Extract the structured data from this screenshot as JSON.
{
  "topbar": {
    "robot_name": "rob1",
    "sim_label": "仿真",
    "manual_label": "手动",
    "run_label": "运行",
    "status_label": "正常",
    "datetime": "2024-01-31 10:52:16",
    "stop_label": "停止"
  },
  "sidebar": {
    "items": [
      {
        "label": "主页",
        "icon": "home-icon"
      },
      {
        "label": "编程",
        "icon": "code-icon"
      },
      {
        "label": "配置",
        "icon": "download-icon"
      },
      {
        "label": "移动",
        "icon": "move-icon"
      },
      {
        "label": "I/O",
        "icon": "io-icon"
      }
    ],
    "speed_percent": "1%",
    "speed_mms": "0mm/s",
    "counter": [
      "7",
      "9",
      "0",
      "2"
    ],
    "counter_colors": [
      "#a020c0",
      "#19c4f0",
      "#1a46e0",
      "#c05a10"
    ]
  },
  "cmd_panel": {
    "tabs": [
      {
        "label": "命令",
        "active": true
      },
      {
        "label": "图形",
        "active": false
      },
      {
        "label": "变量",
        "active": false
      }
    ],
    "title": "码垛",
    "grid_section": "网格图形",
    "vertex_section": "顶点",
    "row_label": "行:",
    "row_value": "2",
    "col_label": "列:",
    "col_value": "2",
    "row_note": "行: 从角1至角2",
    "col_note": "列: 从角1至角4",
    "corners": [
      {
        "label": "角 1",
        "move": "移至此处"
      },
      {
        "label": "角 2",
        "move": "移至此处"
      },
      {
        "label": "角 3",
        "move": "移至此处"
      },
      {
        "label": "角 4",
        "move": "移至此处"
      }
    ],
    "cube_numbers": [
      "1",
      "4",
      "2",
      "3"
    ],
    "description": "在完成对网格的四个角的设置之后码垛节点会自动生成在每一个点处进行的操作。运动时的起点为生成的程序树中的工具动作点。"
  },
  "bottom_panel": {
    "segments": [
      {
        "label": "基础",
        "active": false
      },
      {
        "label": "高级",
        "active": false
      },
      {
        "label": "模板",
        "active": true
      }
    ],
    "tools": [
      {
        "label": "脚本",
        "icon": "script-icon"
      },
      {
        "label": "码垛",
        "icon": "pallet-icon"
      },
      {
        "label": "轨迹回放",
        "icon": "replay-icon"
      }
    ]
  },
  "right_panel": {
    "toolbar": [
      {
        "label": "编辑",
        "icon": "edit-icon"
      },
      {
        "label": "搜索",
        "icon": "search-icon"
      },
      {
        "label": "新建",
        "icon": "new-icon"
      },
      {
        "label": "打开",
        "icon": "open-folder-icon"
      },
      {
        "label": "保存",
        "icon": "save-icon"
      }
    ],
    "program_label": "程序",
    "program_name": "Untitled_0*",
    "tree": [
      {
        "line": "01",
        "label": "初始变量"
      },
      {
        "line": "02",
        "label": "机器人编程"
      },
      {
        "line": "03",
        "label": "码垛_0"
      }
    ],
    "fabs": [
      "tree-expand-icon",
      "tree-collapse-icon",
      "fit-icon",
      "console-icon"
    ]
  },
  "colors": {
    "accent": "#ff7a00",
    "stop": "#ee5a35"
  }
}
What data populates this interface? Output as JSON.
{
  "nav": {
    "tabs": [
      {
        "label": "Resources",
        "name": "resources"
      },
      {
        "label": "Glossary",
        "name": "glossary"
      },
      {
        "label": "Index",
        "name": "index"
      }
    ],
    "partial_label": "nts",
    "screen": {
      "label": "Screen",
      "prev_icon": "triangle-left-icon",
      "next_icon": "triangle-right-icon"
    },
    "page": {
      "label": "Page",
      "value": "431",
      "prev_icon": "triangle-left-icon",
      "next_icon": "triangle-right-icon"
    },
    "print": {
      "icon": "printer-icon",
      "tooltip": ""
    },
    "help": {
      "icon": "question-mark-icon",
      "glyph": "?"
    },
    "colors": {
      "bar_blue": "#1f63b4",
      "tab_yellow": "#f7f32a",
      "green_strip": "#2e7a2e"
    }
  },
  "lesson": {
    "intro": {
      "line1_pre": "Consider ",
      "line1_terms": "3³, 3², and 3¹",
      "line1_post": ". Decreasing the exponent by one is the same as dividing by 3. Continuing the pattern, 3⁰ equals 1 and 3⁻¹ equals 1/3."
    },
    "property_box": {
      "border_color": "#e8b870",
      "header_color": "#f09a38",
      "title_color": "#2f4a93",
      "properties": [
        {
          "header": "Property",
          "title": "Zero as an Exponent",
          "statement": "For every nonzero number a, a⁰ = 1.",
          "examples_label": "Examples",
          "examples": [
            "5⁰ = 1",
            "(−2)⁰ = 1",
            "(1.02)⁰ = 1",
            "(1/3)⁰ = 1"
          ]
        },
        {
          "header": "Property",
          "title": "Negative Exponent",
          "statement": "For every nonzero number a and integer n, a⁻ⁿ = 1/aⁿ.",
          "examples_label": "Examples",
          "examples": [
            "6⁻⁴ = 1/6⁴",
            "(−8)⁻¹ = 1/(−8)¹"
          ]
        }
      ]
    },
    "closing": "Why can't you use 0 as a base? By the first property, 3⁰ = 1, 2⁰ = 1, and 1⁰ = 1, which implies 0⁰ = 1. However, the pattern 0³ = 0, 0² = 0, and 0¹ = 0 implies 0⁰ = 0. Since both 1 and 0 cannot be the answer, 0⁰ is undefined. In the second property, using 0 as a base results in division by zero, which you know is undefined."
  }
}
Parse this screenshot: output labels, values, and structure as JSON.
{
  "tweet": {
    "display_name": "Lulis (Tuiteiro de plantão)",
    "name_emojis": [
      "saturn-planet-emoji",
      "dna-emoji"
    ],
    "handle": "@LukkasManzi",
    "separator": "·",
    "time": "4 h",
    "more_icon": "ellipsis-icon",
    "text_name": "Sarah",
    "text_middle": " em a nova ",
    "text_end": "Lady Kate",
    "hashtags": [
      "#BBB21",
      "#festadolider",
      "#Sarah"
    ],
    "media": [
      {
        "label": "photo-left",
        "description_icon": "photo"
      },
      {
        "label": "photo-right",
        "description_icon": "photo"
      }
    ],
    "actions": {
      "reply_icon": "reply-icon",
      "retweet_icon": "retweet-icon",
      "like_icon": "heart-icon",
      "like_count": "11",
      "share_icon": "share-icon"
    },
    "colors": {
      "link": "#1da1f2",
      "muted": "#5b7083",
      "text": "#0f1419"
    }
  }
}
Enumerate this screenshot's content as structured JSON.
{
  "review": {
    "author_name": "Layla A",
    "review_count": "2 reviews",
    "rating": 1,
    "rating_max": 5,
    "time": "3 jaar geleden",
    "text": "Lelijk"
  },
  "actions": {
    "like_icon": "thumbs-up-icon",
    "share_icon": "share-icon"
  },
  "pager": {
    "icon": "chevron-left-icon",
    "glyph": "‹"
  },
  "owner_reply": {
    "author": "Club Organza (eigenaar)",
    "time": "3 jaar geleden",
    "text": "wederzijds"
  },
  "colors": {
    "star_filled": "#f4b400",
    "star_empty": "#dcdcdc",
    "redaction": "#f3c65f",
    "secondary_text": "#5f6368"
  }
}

-------------------------

## BRIEF
Quote the material exactly, leaving nothing out.

## REPLY TO THE EXERCISE
Extract the structured data from this screenshot as JSON.
{
  "topbar": {
    "robot_name": "rob1",
    "sim_label": "仿真",
    "manual_label": "手动",
    "run_label": "运行",
    "status_label": "正常",
    "datetime": "2024-01-31 10:52:16",
    "stop_label": "停止"
  },
  "sidebar": {
    "items": [
      {
        "label": "主页",
        "icon": "home-icon"
      },
      {
        "label": "编程",
        "icon": "code-icon"
      },
      {
        "label": "配置",
        "icon": "download-icon"
      },
      {
        "label": "移动",
        "icon": "move-icon"
      },
      {
        "label": "I/O",
        "icon": "io-icon"
      }
    ],
    "speed_percent": "1%",
    "speed_mms": "0mm/s",
    "counter": [
      "7",
      "9",
      "0",
      "2"
    ],
    "counter_colors": [
      "#a020c0",
      "#19c4f0",
      "#1a46e0",
      "#c05a10"
    ]
  },
  "cmd_panel": {
    "tabs": [
      {
        "label": "命令",
        "active": true
      },
      {
        "label": "图形",
        "active": false
      },
      {
        "label": "变量",
        "active": false
      }
    ],
    "title": "码垛",
    "grid_section": "网格图形",
    "vertex_section": "顶点",
    "row_label": "行:",
    "row_value": "2",
    "col_label": "列:",
    "col_value": "2",
    "row_note": "行: 从角1至角2",
    "col_note": "列: 从角1至角4",
    "corners": [
      {
        "label": "角 1",
        "move": "移至此处"
      },
      {
        "label": "角 2",
        "move": "移至此处"
      },
      {
        "label": "角 3",
        "move": "移至此处"
      },
      {
        "label": "角 4",
        "move": "移至此处"
      }
    ],
    "cube_numbers": [
      "1",
      "4",
      "2",
      "3"
    ],
    "description": "在完成对网格的四个角的设置之后码垛节点会自动生成在每一个点处进行的操作。运动时的起点为生成的程序树中的工具动作点。"
  },
  "bottom_panel": {
    "segments": [
      {
        "label": "基础",
        "active": false
      },
      {
        "label": "高级",
        "active": false
      },
      {
        "label": "模板",
        "active": true
      }
    ],
    "tools": [
      {
        "label": "脚本",
        "icon": "script-icon"
      },
      {
        "label": "码垛",
        "icon": "pallet-icon"
      },
      {
        "label": "轨迹回放",
        "icon": "replay-icon"
      }
    ]
  },
  "right_panel": {
    "toolbar": [
      {
        "label": "编辑",
        "icon": "edit-icon"
      },
      {
        "label": "搜索",
        "icon": "search-icon"
      },
      {
        "label": "新建",
        "icon": "new-icon"
      },
      {
        "label": "打开",
        "icon": "open-folder-icon"
      },
      {
        "label": "保存",
        "icon": "save-icon"
      }
    ],
    "program_label": "程序",
    "program_name": "Untitled_0*",
    "tree": [
      {
        "line": "01",
        "label": "初始变量"
      },
      {
        "line": "02",
        "label": "机器人编程"
      },
      {
        "line": "03",
        "label": "码垛_0"
      }
    ],
    "fabs": [
      "tree-expand-icon",
      "tree-collapse-icon",
      "fit-icon",
      "console-icon"
    ]
  },
  "colors": {
    "accent": "#ff7a00",
    "stop": "#ee5a35"
  }
}
What data populates this interface? Output as JSON.
{
  "nav": {
    "tabs": [
      {
        "label": "Resources",
        "name": "resources"
      },
      {
        "label": "Glossary",
        "name": "glossary"
      },
      {
        "label": "Index",
        "name": "index"
      }
    ],
    "partial_label": "nts",
    "screen": {
      "label": "Screen",
      "prev_icon": "triangle-left-icon",
      "next_icon": "triangle-right-icon"
    },
    "page": {
      "label": "Page",
      "value": "431",
      "prev_icon": "triangle-left-icon",
      "next_icon": "triangle-right-icon"
    },
    "print": {
      "icon": "printer-icon",
      "tooltip": ""
    },
    "help": {
      "icon": "question-mark-icon",
      "glyph": "?"
    },
    "colors": {
      "bar_blue": "#1f63b4",
      "tab_yellow": "#f7f32a",
      "green_strip": "#2e7a2e"
    }
  },
  "lesson": {
    "intro": {
      "line1_pre": "Consider ",
      "line1_terms": "3³, 3², and 3¹",
      "line1_post": ". Decreasing the exponent by one is the same as dividing by 3. Continuing the pattern, 3⁰ equals 1 and 3⁻¹ equals 1/3."
    },
    "property_box": {
      "border_color": "#e8b870",
      "header_color": "#f09a38",
      "title_color": "#2f4a93",
      "properties": [
        {
          "header": "Property",
          "title": "Zero as an Exponent",
          "statement": "For every nonzero number a, a⁰ = 1.",
          "examples_label": "Examples",
          "examples": [
            "5⁰ = 1",
            "(−2)⁰ = 1",
            "(1.02)⁰ = 1",
            "(1/3)⁰ = 1"
          ]
        },
        {
          "header": "Property",
          "title": "Negative Exponent",
          "statement": "For every nonzero number a and integer n, a⁻ⁿ = 1/aⁿ.",
          "examples_label": "Examples",
          "examples": [
            "6⁻⁴ = 1/6⁴",
            "(−8)⁻¹ = 1/(−8)¹"
          ]
        }
      ]
    },
    "closing": "Why can't you use 0 as a base? By the first property, 3⁰ = 1, 2⁰ = 1, and 1⁰ = 1, which implies 0⁰ = 1. However, the pattern 0³ = 0, 0² = 0, and 0¹ = 0 implies 0⁰ = 0. Since both 1 and 0 cannot be the answer, 0⁰ is undefined. In the second property, using 0 as a base results in division by zero, which you know is undefined."
  }
}
Parse this screenshot: output labels, values, and structure as JSON.
{
  "tweet": {
    "display_name": "Lulis (Tuiteiro de plantão)",
    "name_emojis": [
      "saturn-planet-emoji",
      "dna-emoji"
    ],
    "handle": "@LukkasManzi",
    "separator": "·",
    "time": "4 h",
    "more_icon": "ellipsis-icon",
    "text_name": "Sarah",
    "text_middle": " em a nova ",
    "text_end": "Lady Kate",
    "hashtags": [
      "#BBB21",
      "#festadolider",
      "#Sarah"
    ],
    "media": [
      {
        "label": "photo-left",
        "description_icon": "photo"
      },
      {
        "label": "photo-right",
        "description_icon": "photo"
      }
    ],
    "actions": {
      "reply_icon": "reply-icon",
      "retweet_icon": "retweet-icon",
      "like_icon": "heart-icon",
      "like_count": "11",
      "share_icon": "share-icon"
    },
    "colors": {
      "link": "#1da1f2",
      "muted": "#5b7083",
      "text": "#0f1419"
    }
  }
}
Enumerate this screenshot's content as structured JSON.
{
  "review": {
    "author_name": "Layla A",
    "review_count": "2 reviews",
    "rating": 1,
    "rating_max": 5,
    "time": "3 jaar geleden",
    "text": "Lelijk"
  },
  "actions": {
    "like_icon": "thumbs-up-icon",
    "share_icon": "share-icon"
  },
  "pager": {
    "icon": "chevron-left-icon",
    "glyph": "‹"
  },
  "owner_reply": {
    "author": "Club Organza (eigenaar)",
    "time": "3 jaar geleden",
    "text": "wederzijds"
  },
  "colors": {
    "star_filled": "#f4b400",
    "star_empty": "#dcdcdc",
    "redaction": "#f3c65f",
    "secondary_text": "#5f6368"
  }
}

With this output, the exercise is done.